TASK OBJECTIVE
Quote every line of the material beneath this one.

(Figure record extracts)
/---
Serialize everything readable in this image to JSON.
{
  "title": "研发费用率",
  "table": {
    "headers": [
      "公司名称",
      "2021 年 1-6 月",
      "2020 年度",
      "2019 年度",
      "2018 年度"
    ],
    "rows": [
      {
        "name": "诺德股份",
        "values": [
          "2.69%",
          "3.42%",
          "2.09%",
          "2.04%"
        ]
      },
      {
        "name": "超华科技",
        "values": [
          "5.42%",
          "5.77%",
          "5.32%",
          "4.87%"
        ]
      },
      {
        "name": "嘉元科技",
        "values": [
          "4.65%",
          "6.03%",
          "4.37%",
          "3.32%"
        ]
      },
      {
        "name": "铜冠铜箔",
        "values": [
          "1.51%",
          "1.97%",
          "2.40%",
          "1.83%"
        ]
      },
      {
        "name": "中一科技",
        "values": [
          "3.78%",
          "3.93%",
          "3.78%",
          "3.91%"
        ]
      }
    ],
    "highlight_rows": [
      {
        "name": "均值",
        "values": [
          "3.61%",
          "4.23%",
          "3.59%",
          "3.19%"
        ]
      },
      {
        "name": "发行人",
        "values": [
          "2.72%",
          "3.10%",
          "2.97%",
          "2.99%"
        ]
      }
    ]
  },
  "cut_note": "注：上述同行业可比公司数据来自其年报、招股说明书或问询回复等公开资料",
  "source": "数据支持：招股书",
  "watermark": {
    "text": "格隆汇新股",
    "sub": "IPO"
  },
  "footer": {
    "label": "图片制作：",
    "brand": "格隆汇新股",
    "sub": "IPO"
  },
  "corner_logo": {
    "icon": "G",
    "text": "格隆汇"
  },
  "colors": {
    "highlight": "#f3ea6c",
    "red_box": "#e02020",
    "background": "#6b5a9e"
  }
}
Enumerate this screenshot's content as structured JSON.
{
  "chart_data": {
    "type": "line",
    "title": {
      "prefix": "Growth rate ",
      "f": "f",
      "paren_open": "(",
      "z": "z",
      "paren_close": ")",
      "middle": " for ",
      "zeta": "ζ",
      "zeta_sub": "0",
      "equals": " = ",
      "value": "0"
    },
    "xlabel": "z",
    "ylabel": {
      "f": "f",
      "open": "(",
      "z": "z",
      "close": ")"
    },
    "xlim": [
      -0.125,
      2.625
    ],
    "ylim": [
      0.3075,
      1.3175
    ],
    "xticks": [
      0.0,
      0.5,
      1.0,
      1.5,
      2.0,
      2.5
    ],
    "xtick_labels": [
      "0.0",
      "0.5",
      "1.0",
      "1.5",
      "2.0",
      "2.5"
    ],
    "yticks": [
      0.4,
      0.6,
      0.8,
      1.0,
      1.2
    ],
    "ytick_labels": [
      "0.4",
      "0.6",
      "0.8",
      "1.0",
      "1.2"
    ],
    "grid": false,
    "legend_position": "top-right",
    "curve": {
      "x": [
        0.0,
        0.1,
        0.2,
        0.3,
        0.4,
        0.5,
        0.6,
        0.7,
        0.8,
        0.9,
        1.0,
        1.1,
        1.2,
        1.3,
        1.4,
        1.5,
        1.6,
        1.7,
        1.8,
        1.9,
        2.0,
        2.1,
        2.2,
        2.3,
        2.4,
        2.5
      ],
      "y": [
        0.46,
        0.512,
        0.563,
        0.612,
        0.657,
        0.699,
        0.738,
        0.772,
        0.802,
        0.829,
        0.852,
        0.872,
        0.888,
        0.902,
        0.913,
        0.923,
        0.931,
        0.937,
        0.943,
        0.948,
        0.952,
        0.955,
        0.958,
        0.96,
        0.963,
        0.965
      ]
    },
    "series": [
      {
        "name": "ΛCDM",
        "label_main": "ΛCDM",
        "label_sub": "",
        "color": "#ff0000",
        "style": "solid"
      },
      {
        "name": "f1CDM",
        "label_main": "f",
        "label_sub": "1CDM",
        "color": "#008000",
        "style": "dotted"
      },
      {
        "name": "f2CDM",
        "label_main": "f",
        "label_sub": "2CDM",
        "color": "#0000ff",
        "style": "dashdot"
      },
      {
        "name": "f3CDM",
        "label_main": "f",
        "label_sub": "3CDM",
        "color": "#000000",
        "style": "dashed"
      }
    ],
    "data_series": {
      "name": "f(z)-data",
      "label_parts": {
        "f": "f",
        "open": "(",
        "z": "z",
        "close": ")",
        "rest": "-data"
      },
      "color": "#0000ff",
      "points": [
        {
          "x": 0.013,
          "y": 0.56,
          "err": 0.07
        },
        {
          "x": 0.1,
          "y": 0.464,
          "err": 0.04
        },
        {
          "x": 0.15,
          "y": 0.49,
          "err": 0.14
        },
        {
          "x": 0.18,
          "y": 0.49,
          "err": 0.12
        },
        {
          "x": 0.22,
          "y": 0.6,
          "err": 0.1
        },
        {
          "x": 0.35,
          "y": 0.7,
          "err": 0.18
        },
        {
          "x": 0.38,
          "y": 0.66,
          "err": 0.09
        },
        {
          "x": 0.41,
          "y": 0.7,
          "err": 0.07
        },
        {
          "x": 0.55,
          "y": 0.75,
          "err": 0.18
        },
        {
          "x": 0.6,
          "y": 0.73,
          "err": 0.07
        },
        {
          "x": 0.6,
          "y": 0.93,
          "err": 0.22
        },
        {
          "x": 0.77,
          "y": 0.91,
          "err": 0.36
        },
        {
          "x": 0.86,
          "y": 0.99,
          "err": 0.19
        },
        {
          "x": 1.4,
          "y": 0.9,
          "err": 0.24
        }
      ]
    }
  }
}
\---
SOLUTION TO THIS EXERCISE
Serialize everything readable in this image to JSON.
{
  "title": "研发费用率",
  "table": {
    "headers": [
      "公司名称",
      "2021 年 1-6 月",
      "2020 年度",
      "2019 年度",
      "2018 年度"
    ],
    "rows": [
      {
        "name": "诺德股份",
        "values": [
          "2.69%",
          "3.42%",
          "2.09%",
          "2.04%"
        ]
      },
      {
        "name": "超华科技",
        "values": [
          "5.42%",
          "5.77%",
          "5.32%",
          "4.87%"
        ]
      },
      {
        "name": "嘉元科技",
        "values": [
          "4.65%",
          "6.03%",
          "4.37%",
          "3.32%"
        ]
      },
      {
        "name": "铜冠铜箔",
        "values": [
          "1.51%",
          "1.97%",
          "2.40%",
          "1.83%"
        ]
      },
      {
        "name": "中一科技",
        "values": [
          "3.78%",
          "3.93%",
          "3.78%",
          "3.91%"
        ]
      }
    ],
    "highlight_rows": [
      {
        "name": "均值",
        "values": [
          "3.61%",
          "4.23%",
          "3.59%",
          "3.19%"
        ]
      },
      {
        "name": "发行人",
        "values": [
          "2.72%",
          "3.10%",
          "2.97%",
          "2.99%"
        ]
      }
    ]
  },
  "cut_note": "注：上述同行业可比公司数据来自其年报、招股说明书或问询回复等公开资料",
  "source": "数据支持：招股书",
  "watermark": {
    "text": "格隆汇新股",
    "sub": "IPO"
  },
  "footer": {
    "label": "图片制作：",
    "brand": "格隆汇新股",
    "sub": "IPO"
  },
  "corner_logo": {
    "icon": "G",
    "text": "格隆汇"
  },
  "colors": {
    "highlight": "#f3ea6c",
    "red_box": "#e02020",
    "background": "#6b5a9e"
  }
}
Enumerate this screenshot's content as structured JSON.
{
  "chart_data": {
    "type": "line",
    "title": {
      "prefix": "Growth rate ",
      "f": "f",
      "paren_open": "(",
      "z": "z",
      "paren_close": ")",
      "middle": " for ",
      "zeta": "ζ",
      "zeta_sub": "0",
      "equals": " = ",
      "value": "0"
    },
    "xlabel": "z",
    "ylabel": {
      "f": "f",
      "open": "(",
      "z": "z",
      "close": ")"
    },
    "xlim": [
      -0.125,
      2.625
    ],
    "ylim": [
      0.3075,
      1.3175
    ],
    "xticks": [
      0.0,
      0.5,
      1.0,
      1.5,
      2.0,
      2.5
    ],
    "xtick_labels": [
      "0.0",
      "0.5",
      "1.0",
      "1.5",
      "2.0",
      "2.5"
    ],
    "yticks": [
      0.4,
      0.6,
      0.8,
      1.0,
      1.2
    ],
    "ytick_labels": [
      "0.4",
      "0.6",
      "0.8",
      "1.0",
      "1.2"
    ],
    "grid": false,
    "legend_position": "top-right",
    "curve": {
      "x": [
        0.0,
        0.1,
        0.2,
        0.3,
        0.4,
        0.5,
        0.6,
        0.7,
        0.8,
        0.9,
        1.0,
        1.1,
        1.2,
        1.3,
        1.4,
        1.5,
        1.6,
        1.7,
        1.8,
        1.9,
        2.0,
        2.1,
        2.2,
        2.3,
        2.4,
        2.5
      ],
      "y": [
        0.46,
        0.512,
        0.563,
        0.612,
        0.657,
        0.699,
        0.738,
        0.772,
        0.802,
        0.829,
        0.852,
        0.872,
        0.888,
        0.902,
        0.913,
        0.923,
        0.931,
        0.937,
        0.943,
        0.948,
        0.952,
        0.955,
        0.958,
        0.96,
        0.963,
        0.965
      ]
    },
    "series": [
      {
        "name": "ΛCDM",
        "label_main": "ΛCDM",
        "label_sub": "",
        "color": "#ff0000",
        "style": "solid"
      },
      {
        "name": "f1CDM",
        "label_main": "f",
        "label_sub": "1CDM",
        "color": "#008000",
        "style": "dotted"
      },
      {
        "name": "f2CDM",
        "label_main": "f",
        "label_sub": "2CDM",
        "color": "#0000ff",
        "style": "dashdot"
      },
      {
        "name": "f3CDM",
        "label_main": "f",
        "label_sub": "3CDM",
        "color": "#000000",
        "style": "dashed"
      }
    ],
    "data_series": {
      "name": "f(z)-data",
      "label_parts": {
        "f": "f",
        "open": "(",
        "z": "z",
        "close": ")",
        "rest": "-data"
      },
      "color": "#0000ff",
      "points": [
        {
          "x": 0.013,
          "y": 0.56,
          "err": 0.07
        },
        {
          "x": 0.1,
          "y": 0.464,
          "err": 0.04
        },
        {
          "x": 0.15,
          "y": 0.49,
          "err": 0.14
        },
        {
          "x": 0.18,
          "y": 0.49,
          "err": 0.12
        },
        {
          "x": 0.22,
          "y": 0.6,
          "err": 0.1
        },
        {
          "x": 0.35,
          "y": 0.7,
          "err": 0.18
        },
        {
          "x": 0.38,
          "y": 0.66,
          "err": 0.09
        },
        {
          "x": 0.41,
          "y": 0.7,
          "err": 0.07
        },
        {
          "x": 0.55,
          "y": 0.75,
          "err": 0.18
        },
        {
          "x": 0.6,
          "y": 0.73,
          "err": 0.07
        },
        {
          "x": 0.6,
          "y": 0.93,
          "err": 0.22
        },
        {
          "x": 0.77,
          "y": 0.91,
          "err": 0.36
        },
        {
          "x": 0.86,
          "y": 0.99,
          "err": 0.19
        },
        {
          "x": 1.4,
          "y": 0.9,
          "err": 0.24
        }
      ]
    }
  }
}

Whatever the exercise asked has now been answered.